Task goal
Across the entries, how many lines have the string "mmol" in them? Reply with only a number.
▽
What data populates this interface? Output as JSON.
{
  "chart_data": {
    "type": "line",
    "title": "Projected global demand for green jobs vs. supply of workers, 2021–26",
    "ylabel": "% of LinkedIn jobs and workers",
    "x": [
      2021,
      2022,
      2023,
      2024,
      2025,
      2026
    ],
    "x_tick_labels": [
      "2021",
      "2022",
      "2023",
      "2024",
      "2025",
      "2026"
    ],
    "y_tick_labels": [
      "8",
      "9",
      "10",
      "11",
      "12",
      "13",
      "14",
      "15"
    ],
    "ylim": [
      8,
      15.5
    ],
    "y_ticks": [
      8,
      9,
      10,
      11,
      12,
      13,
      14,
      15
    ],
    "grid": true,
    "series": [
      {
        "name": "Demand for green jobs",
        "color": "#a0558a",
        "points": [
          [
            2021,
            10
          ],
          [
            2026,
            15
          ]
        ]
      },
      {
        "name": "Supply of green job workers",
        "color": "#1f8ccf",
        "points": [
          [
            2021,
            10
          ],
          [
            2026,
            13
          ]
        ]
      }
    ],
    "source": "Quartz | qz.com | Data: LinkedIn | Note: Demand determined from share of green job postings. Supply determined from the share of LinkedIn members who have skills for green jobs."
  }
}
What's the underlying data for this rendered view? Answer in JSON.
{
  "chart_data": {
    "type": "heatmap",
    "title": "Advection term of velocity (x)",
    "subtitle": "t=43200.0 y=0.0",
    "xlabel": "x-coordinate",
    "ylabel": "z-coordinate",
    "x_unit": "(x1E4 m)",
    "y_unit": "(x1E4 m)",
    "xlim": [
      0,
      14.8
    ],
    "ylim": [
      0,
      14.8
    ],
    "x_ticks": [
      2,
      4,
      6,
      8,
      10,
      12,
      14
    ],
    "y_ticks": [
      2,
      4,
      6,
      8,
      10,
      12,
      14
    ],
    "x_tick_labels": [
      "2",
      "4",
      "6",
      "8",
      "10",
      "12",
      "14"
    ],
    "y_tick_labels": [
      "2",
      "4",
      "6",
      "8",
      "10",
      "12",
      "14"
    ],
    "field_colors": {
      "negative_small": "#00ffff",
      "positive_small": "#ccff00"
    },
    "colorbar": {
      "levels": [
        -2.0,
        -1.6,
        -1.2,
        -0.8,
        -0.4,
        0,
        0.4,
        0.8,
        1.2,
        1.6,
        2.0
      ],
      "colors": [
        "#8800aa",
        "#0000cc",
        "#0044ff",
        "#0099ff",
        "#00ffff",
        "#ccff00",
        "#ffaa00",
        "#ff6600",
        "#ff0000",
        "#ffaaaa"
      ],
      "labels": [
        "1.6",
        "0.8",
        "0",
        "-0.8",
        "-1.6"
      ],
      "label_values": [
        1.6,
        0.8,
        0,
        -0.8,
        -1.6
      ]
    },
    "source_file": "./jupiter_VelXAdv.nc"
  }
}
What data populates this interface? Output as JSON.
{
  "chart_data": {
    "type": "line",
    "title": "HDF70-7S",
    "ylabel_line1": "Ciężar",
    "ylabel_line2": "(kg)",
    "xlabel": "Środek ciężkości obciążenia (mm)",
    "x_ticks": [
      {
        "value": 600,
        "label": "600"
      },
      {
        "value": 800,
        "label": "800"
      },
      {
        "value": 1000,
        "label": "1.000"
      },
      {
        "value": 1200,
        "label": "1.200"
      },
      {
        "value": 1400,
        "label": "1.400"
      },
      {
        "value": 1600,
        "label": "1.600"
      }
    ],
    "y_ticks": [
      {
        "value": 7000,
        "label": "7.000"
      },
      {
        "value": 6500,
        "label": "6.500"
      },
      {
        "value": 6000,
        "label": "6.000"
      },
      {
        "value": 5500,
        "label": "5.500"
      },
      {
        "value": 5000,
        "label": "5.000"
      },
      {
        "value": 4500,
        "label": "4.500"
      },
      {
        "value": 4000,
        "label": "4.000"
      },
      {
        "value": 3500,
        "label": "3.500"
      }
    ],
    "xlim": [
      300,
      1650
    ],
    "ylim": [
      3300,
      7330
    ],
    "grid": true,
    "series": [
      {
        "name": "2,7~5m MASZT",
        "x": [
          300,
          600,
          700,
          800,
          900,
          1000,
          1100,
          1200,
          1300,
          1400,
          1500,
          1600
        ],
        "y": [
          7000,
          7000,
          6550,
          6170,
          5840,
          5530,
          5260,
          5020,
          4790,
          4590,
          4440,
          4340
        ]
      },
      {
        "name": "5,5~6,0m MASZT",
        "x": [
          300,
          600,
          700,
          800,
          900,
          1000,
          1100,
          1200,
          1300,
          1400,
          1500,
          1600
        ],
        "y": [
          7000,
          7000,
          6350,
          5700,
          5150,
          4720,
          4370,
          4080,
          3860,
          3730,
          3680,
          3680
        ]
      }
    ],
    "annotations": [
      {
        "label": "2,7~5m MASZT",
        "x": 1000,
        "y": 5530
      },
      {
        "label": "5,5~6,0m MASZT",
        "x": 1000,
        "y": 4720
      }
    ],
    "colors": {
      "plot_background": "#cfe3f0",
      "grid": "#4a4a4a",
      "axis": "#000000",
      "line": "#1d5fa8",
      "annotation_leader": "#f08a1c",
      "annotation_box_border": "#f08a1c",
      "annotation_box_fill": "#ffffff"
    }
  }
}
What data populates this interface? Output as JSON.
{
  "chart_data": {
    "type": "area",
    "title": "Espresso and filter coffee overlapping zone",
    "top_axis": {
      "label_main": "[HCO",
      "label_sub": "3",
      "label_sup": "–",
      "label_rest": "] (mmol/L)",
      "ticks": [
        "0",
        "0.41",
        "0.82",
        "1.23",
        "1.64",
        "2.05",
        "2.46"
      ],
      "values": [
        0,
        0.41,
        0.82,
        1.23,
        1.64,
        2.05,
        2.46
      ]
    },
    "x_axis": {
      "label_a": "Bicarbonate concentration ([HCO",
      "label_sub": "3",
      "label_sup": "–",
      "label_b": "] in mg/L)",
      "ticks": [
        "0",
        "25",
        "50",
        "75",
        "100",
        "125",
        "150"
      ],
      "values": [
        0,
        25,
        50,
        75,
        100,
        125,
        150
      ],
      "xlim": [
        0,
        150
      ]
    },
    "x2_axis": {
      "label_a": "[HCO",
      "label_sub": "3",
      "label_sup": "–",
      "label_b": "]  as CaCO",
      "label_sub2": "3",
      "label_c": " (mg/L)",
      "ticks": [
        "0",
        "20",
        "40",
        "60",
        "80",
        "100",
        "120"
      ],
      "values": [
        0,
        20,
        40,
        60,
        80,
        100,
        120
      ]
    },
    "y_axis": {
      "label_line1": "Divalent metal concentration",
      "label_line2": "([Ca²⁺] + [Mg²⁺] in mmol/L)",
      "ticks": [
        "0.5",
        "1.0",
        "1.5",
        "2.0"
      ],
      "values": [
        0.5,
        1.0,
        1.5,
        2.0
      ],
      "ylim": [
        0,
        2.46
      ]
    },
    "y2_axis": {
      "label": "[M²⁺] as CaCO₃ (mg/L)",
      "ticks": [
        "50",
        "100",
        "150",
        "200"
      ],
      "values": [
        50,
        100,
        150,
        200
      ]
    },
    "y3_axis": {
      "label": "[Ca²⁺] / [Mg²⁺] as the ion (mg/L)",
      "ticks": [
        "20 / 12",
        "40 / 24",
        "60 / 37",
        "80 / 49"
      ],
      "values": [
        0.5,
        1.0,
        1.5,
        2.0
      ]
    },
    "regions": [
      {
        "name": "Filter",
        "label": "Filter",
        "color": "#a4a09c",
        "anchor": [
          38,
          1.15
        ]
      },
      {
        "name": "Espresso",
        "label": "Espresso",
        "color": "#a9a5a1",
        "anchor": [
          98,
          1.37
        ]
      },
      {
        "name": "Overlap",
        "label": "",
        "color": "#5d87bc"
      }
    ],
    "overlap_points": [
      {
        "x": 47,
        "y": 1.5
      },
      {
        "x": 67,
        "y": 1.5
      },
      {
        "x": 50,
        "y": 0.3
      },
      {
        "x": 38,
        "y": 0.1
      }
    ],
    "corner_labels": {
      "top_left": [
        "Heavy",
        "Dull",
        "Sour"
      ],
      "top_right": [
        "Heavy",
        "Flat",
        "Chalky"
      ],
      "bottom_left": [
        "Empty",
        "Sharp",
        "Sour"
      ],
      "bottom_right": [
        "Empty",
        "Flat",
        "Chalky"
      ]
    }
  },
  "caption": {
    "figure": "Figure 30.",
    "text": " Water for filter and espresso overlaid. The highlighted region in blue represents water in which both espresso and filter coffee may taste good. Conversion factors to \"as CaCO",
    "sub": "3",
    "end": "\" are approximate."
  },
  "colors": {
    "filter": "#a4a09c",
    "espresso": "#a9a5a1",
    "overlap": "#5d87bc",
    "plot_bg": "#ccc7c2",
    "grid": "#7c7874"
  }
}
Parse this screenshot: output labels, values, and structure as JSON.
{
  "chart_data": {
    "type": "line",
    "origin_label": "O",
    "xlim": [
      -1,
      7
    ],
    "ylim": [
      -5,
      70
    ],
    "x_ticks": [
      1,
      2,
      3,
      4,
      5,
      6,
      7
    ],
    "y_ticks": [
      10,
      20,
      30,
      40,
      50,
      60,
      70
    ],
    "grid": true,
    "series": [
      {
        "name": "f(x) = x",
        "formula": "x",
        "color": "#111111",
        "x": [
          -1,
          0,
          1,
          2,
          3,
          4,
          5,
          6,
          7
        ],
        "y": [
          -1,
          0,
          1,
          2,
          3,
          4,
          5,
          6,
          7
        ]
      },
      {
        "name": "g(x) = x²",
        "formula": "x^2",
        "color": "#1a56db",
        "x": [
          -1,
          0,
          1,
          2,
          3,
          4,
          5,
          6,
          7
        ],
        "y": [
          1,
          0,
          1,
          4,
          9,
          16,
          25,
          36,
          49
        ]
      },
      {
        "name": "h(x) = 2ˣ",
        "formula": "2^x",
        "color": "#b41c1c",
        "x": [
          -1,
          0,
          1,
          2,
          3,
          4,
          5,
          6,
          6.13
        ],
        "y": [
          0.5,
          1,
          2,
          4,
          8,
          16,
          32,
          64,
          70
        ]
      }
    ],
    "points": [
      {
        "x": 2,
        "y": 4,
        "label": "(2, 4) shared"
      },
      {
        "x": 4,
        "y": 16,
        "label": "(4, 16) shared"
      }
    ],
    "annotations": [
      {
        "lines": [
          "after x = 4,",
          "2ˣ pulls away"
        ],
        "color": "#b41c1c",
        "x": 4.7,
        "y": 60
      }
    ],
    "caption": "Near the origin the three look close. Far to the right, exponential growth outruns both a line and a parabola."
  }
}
△
Exercise result
2